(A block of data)
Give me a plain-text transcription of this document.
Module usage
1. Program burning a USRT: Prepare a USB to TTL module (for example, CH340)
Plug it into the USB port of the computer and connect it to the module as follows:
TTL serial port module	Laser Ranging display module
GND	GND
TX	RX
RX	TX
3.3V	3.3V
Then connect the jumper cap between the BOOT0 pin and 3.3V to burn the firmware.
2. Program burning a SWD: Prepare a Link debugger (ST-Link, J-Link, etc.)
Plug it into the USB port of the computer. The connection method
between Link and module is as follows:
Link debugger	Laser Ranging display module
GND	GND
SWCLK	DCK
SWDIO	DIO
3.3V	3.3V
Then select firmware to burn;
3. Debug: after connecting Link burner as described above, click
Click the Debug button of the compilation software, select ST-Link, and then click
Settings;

==

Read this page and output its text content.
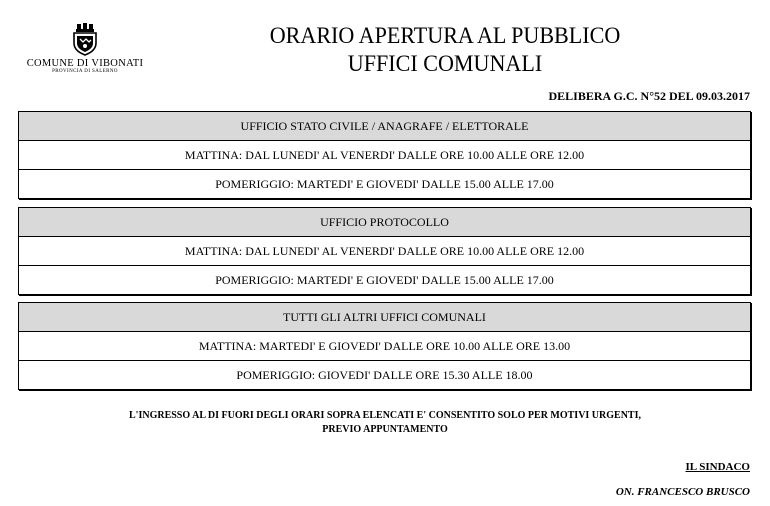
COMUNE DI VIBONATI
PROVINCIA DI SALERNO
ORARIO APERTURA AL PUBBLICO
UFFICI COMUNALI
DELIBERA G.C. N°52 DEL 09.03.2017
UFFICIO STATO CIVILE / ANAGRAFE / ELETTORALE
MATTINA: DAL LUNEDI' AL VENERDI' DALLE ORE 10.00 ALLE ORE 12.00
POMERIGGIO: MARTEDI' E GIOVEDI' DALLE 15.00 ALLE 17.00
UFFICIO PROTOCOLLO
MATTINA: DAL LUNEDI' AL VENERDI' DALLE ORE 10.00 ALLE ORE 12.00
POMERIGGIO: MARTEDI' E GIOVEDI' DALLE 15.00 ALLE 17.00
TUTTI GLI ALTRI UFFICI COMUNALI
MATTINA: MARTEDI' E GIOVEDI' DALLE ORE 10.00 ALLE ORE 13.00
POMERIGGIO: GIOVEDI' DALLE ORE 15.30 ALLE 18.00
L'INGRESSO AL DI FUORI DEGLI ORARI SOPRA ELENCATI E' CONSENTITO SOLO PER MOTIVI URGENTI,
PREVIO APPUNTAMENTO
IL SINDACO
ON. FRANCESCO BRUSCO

**Aim of the task:** Where a line contains "select", copy that line.

**Complete answer:**
Then select firmware to burn;
Click the Debug button of the compilation software, select ST-Link, and then click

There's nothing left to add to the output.